Task data:
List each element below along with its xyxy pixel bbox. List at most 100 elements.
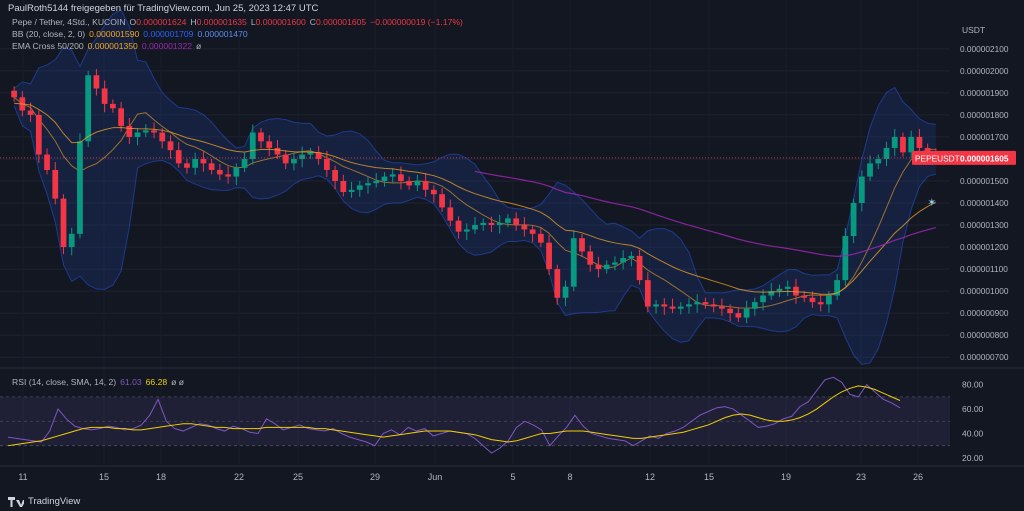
candle-body [365,183,371,186]
bb-basis-line [13,96,936,309]
candle-body [735,313,742,318]
candle-body [513,218,520,226]
candle-body [77,141,83,234]
price-tick-label: 0.000000700 [960,352,1009,362]
candle-body [743,308,750,318]
price-tick-label: 0.000001500 [960,176,1009,186]
candle-body [373,180,380,184]
last-price-tag-bg [912,150,1016,165]
candle-body [167,141,174,151]
candle-body [175,150,182,164]
candle-body [274,147,281,155]
candle-body [793,286,799,296]
candle-body [924,147,931,155]
rsi-extra-icons[interactable]: ø ø [171,377,185,387]
tradingview-logo-text: TradingView [28,496,81,507]
price-tick-label: 0.000001700 [960,132,1009,142]
candle-body [809,297,816,303]
price-tick-label: 0.000001900 [960,88,1009,98]
price-tick-label: 0.000001600 [960,154,1009,164]
candle-body [430,189,437,195]
ema-slow-value: 0.000001322 [141,41,193,51]
rsi-pane[interactable]: 80.00 60.00 40.00 20.00 [0,376,984,463]
price-axis[interactable]: USDT 0.000002100 0.000002000 0.000001900 0.0… [912,25,1016,362]
time-tick-label: 15 [99,472,109,482]
bb-lower-value: 0.000001470 [197,29,248,39]
time-axis[interactable]: 11 15 18 22 25 29 Jun 5 8 12 15 19 23 26 [18,472,923,482]
ema-label[interactable]: EMA Cross 50/200 [12,41,84,51]
bb-label[interactable]: BB (20, close, 2, 0) [12,29,86,39]
price-tick-label: 0.000000900 [960,308,1009,318]
candle-body [603,264,610,270]
candle-body [686,304,692,307]
price-tick-label: 0.000001400 [960,198,1009,208]
candle-body [595,264,602,270]
candle-body [422,180,429,190]
candle-body [850,203,857,237]
ema-fast-value: 0.000001350 [87,41,138,51]
price-tick-label: 0.000001100 [960,264,1008,274]
candle-body [661,304,668,307]
ohlc-l-label: L [250,17,256,27]
grid-lines [0,48,1024,467]
candle-body [200,158,207,164]
candle-body [867,163,873,177]
rsi-band-fill [0,396,950,446]
candle-body [694,302,701,305]
candle-body [900,136,906,153]
candle-body [44,154,50,170]
time-tick-label: 18 [156,472,166,482]
ema-eye-icon[interactable]: ø [196,41,202,51]
candle-body [340,180,347,192]
tradingview-logo[interactable]: TradingView [8,496,80,507]
time-tick-label: 23 [856,472,866,482]
rsi-label[interactable]: RSI (14, close, SMA, 14, 2) [12,377,117,387]
ohlc-open: 0.000001624 [136,17,187,27]
symbol-name[interactable]: Pepe / Tether, 4Std., KUCOIN [12,17,126,27]
rsi-line [7,376,901,454]
symbol-legend-row: Pepe / Tether, 4Std., KUCOIN O0.000001624… [12,17,467,27]
candle-body [266,141,273,148]
candle-body [447,207,454,221]
candle-body [208,163,215,170]
candle-body [488,222,495,226]
price-tick-label: 0.000001200 [960,242,1009,252]
bb-legend-row: BB (20, close, 2, 0) 0.000001590 0.0000017… [12,29,252,39]
candle-body [620,258,627,263]
time-tick-label: 29 [370,472,380,482]
candle-body [299,154,306,159]
candle-body [554,269,561,298]
candle-body [233,167,240,177]
candle-body [151,130,157,133]
bb-basis-value: 0.000001590 [89,29,140,39]
ema-lines: ✶ [0,102,950,295]
candle-body [562,286,569,298]
rsi-value: 61.03 [120,377,142,387]
rsi-tick-label: 40.00 [962,428,984,438]
bb-upper-value: 0.000001709 [143,29,194,39]
rsi-tick-label: 80.00 [962,380,984,390]
candle-body [126,125,133,137]
candle-body [192,158,199,168]
ohlc-h-label: H [190,17,197,27]
candle-body [834,280,841,296]
last-price-tag-value: 0.000001605 [960,153,1009,163]
candle-body [159,132,166,142]
candle-body [858,176,865,204]
candle-body [35,114,42,155]
candle-body [241,158,248,168]
tradingview-logo-icon [8,496,24,507]
candle-body [323,158,330,170]
ohlc-c-label: C [309,17,316,27]
price-tick-label: 0.000001000 [960,286,1009,296]
candle-body [348,189,355,192]
time-tick-label: 8 [567,472,572,482]
candle-body [570,238,577,287]
candle-body [332,169,338,181]
candle-body [225,174,231,177]
candle-body [546,242,552,270]
candle-body [184,163,190,168]
rsi-tick-label: 60.00 [962,404,984,414]
price-tick-label: 0.000001300 [960,220,1009,230]
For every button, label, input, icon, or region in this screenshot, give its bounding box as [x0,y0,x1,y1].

Written instruction:
Extract every line of the items above verbatim, leaving out the pictures.

Task result:
List each element below along with its xyxy pixel bbox. List at most 100 elements.
candle-body [365,183,371,186]
bb-basis-line [13,96,936,309]
candle-body [735,313,742,318]
candle-body [513,218,520,226]
candle-body [77,141,83,234]
price-tick-label: 0.000000700 [960,352,1009,362]
candle-body [743,308,750,318]
price-tick-label: 0.000001500 [960,176,1009,186]
candle-body [373,180,380,184]
last-price-tag-bg [912,150,1016,165]
candle-body [167,141,174,151]
candle-body [175,150,182,164]
candle-body [274,147,281,155]
candle-body [793,286,799,296]
candle-body [924,147,931,155]
rsi-extra-icons[interactable]: ø ø [171,377,185,387]
tradingview-logo-text: TradingView [28,496,81,507]
price-tick-label: 0.000001700 [960,132,1009,142]
candle-body [809,297,816,303]
price-tick-label: 0.000001900 [960,88,1009,98]
price-tick-label: 0.000001600 [960,154,1009,164]
candle-body [430,189,437,195]
ema-slow-value: 0.000001322 [141,41,193,51]
rsi-pane[interactable]: 80.00 60.00 40.00 20.00 [0,376,984,463]
price-axis[interactable]: USDT 0.000002100 0.000002000 0.000001900 0.0… [912,25,1016,362]
time-tick-label: 15 [99,472,109,482]
bb-lower-value: 0.000001470 [197,29,248,39]
time-axis[interactable]: 11 15 18 22 25 29 Jun 5 8 12 15 19 23 26 [18,472,923,482]
ema-label[interactable]: EMA Cross 50/200 [12,41,84,51]
bb-label[interactable]: BB (20, close, 2, 0) [12,29,86,39]
price-tick-label: 0.000000900 [960,308,1009,318]
candle-body [603,264,610,270]
candle-body [686,304,692,307]
price-tick-label: 0.000001400 [960,198,1009,208]
candle-body [595,264,602,270]
candle-body [422,180,429,190]
candle-body [850,203,857,237]
ema-fast-value: 0.000001350 [87,41,138,51]
price-tick-label: 0.000001100 [960,264,1008,274]
candle-body [661,304,668,307]
ohlc-l-label: L [250,17,256,27]
grid-lines [0,48,1024,467]
candle-body [200,158,207,164]
candle-body [867,163,873,177]
rsi-band-fill [0,396,950,446]
candle-body [694,302,701,305]
candle-body [900,136,906,153]
candle-body [44,154,50,170]
time-tick-label: 18 [156,472,166,482]
ema-eye-icon[interactable]: ø [196,41,202,51]
candle-body [340,180,347,192]
tradingview-logo[interactable]: TradingView [8,496,80,507]
time-tick-label: 23 [856,472,866,482]
rsi-label[interactable]: RSI (14, close, SMA, 14, 2) [12,377,117,387]
ohlc-open: 0.000001624 [136,17,187,27]
symbol-name[interactable]: Pepe / Tether, 4Std., KUCOIN [12,17,126,27]
rsi-line [7,376,901,454]
symbol-legend-row: Pepe / Tether, 4Std., KUCOIN O0.000001624… [12,17,467,27]
candle-body [266,141,273,148]
candle-body [447,207,454,221]
candle-body [208,163,215,170]
candle-body [488,222,495,226]
price-tick-label: 0.000001200 [960,242,1009,252]
bb-legend-row: BB (20, close, 2, 0) 0.000001590 0.0000017… [12,29,252,39]
candle-body [620,258,627,263]
time-tick-label: 29 [370,472,380,482]
candle-body [299,154,306,159]
candle-body [554,269,561,298]
candle-body [233,167,240,177]
candle-body [151,130,157,133]
bb-basis-value: 0.000001590 [89,29,140,39]
ema-lines: ✶ [0,102,950,295]
candle-body [562,286,569,298]
rsi-value: 61.03 [120,377,142,387]
rsi-tick-label: 40.00 [962,428,984,438]
bb-upper-value: 0.000001709 [143,29,194,39]
rsi-tick-label: 80.00 [962,380,984,390]
candle-body [126,125,133,137]
candle-body [192,158,199,168]
ohlc-h-label: H [190,17,197,27]
candle-body [834,280,841,296]
last-price-tag-value: 0.000001605 [960,153,1009,163]
candle-body [159,132,166,142]
candle-body [858,176,865,204]
candle-body [35,114,42,155]
candle-body [241,158,248,168]
tradingview-logo-icon [8,496,24,507]
candle-body [323,158,330,170]
ohlc-c-label: C [309,17,316,27]
price-tick-label: 0.000001000 [960,286,1009,296]
candle-body [348,189,355,192]
time-tick-label: 8 [567,472,572,482]
candle-body [570,238,577,287]
candle-body [332,169,338,181]
candle-body [225,174,231,177]
candle-body [546,242,552,270]
candle-body [184,163,190,168]
rsi-tick-label: 60.00 [962,404,984,414]
price-tick-label: 0.000001300 [960,220,1009,230]
For every button, label, input, icon, or region in this screenshot, give its bounding box as [x0,y0,x1,y1].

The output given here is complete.